** begin **

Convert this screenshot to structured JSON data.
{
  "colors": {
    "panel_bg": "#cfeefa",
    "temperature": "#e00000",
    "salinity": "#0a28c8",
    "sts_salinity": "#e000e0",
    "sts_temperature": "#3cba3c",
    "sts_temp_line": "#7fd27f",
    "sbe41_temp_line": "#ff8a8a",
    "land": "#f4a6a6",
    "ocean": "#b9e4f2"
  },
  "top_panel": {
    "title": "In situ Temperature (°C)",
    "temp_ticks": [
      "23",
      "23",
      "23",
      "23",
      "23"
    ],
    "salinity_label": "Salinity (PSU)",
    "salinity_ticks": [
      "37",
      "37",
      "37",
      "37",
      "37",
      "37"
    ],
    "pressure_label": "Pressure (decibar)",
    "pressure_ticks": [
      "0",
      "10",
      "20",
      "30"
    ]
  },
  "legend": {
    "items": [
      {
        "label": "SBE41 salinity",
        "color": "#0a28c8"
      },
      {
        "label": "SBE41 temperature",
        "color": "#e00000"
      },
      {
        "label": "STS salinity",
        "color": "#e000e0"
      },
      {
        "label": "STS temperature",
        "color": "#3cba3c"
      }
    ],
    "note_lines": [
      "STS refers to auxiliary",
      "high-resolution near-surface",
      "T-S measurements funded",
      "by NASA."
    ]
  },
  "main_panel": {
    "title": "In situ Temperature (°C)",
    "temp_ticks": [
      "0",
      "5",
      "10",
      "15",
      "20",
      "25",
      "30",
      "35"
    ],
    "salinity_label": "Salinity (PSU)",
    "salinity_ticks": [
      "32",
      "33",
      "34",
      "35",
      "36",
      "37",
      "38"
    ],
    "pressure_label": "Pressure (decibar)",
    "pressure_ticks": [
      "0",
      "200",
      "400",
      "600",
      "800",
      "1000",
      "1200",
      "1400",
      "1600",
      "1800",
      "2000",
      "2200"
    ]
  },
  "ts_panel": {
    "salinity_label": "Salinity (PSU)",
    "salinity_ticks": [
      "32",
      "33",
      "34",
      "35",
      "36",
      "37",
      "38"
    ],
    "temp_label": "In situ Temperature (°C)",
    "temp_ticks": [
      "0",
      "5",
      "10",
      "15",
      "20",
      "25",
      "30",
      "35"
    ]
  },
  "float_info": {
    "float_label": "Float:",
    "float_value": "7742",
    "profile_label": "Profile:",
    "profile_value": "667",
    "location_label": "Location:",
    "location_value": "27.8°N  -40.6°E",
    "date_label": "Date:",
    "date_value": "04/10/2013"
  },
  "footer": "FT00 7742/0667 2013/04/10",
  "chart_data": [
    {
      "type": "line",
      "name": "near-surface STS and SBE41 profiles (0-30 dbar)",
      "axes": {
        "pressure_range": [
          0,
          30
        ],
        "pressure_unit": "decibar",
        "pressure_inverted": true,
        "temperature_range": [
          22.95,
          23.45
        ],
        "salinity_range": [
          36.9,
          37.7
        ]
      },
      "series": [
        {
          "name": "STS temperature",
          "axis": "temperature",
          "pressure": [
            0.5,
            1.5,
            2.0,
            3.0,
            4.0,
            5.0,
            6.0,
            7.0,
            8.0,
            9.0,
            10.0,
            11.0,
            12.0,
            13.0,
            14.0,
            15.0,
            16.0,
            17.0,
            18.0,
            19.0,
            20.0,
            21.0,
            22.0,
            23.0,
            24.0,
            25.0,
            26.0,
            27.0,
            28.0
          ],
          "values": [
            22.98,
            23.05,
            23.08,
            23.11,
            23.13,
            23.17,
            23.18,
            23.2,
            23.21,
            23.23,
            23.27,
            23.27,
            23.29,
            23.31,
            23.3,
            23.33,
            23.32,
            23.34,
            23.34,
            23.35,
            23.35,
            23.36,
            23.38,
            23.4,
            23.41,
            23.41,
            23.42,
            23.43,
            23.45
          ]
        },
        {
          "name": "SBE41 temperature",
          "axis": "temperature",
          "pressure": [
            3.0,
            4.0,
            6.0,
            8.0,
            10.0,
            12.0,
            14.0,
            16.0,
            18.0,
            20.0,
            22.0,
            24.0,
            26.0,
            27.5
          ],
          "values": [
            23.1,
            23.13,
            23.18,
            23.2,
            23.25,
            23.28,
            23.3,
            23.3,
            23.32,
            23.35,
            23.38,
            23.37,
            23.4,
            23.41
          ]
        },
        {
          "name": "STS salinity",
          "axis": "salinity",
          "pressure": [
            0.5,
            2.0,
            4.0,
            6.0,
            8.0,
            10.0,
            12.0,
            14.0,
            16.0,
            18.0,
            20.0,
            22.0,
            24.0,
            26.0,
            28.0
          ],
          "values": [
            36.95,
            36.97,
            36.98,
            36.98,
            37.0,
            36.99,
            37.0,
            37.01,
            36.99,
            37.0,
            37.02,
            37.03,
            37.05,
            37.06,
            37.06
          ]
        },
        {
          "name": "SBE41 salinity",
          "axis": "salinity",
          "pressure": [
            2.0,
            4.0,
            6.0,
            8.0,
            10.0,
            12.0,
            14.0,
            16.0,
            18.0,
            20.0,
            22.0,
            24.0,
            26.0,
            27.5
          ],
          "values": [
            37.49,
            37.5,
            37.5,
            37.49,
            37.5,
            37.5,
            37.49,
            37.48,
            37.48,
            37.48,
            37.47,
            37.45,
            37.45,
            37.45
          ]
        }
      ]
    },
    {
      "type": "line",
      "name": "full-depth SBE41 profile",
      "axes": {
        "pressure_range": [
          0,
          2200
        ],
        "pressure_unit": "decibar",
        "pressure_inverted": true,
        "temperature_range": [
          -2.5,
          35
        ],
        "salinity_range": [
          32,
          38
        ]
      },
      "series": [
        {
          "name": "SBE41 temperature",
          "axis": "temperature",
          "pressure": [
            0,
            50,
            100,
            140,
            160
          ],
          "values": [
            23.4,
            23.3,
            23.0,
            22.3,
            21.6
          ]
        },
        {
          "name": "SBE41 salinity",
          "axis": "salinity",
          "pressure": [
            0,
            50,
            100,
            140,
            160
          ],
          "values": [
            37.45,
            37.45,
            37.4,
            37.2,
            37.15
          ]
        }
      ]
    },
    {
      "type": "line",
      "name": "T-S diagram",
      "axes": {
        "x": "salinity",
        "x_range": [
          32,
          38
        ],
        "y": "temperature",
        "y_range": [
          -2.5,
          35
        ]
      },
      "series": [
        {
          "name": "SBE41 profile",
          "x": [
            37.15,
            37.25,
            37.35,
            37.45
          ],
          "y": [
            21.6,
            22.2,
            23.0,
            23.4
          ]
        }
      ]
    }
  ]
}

** end **

- What the task requires -
All lines holding the word "near" should be picked out and copied.

- In response -
      "high-resolution near-surface",
      "name": "near-surface STS and SBE41 profiles (0-30 dbar)",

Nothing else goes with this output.